What the task requires:
Extract each line of the records that contains the string "create". Matching is case-sensitive.

Data:
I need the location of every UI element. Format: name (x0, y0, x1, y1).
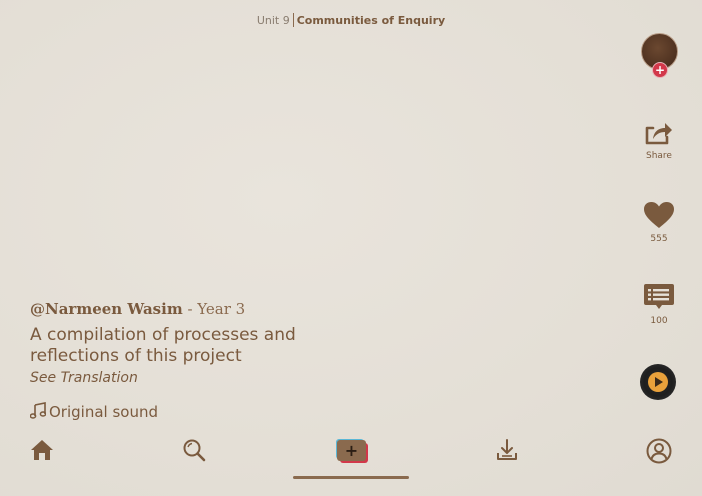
nav-home-button[interactable] (30, 438, 56, 464)
follow-plus-icon[interactable]: + (652, 62, 668, 78)
like-count: 555 (650, 234, 668, 244)
share-icon (645, 123, 672, 145)
creator-avatar-button[interactable]: + (641, 33, 678, 78)
nav-create-button[interactable]: + (336, 439, 368, 463)
comment-button[interactable]: 100 (638, 283, 680, 326)
video-caption: @Narmeen Wasim - Year 3 A compilation of… (30, 300, 360, 386)
comment-icon (644, 284, 674, 309)
author-name-link[interactable]: @Narmeen Wasim (30, 300, 183, 318)
comment-count: 100 (650, 316, 668, 326)
download-icon (497, 439, 517, 460)
heart-icon (644, 202, 674, 228)
topic-label[interactable]: Communities of Enquiry (297, 14, 445, 27)
music-disc-button[interactable] (640, 364, 676, 400)
sound-link[interactable]: Original sound (30, 402, 158, 421)
see-translation-link[interactable]: See Translation (30, 370, 360, 386)
share-label: Share (646, 151, 672, 161)
video-description: A compilation of processes and reflectio… (30, 325, 296, 366)
author-year: - Year 3 (182, 300, 246, 318)
play-icon (655, 377, 663, 387)
author-line: @Narmeen Wasim - Year 3 (30, 300, 360, 318)
nav-search-button[interactable] (182, 438, 208, 464)
nav-profile-button[interactable] (646, 438, 672, 464)
nav-download-button[interactable] (495, 438, 521, 464)
home-icon (31, 440, 53, 460)
home-indicator[interactable] (293, 476, 409, 479)
music-note-icon (30, 402, 46, 419)
search-icon (183, 439, 206, 462)
breadcrumb: Unit 9 Communities of Enquiry (0, 13, 702, 27)
sound-label: Original sound (49, 403, 158, 421)
unit-label[interactable]: Unit 9 (257, 14, 290, 27)
like-button[interactable]: 555 (638, 201, 680, 244)
breadcrumb-divider (292, 13, 294, 27)
create-icon: + (336, 439, 368, 463)
share-button[interactable]: Share (638, 120, 680, 161)
video-feed-screen: Unit 9 Communities of Enquiry + Share 555 (0, 0, 702, 496)
profile-icon (646, 438, 672, 464)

Written response:
nav-create-button[interactable]: + (336, 439, 368, 463)
create-icon: + (336, 439, 368, 463)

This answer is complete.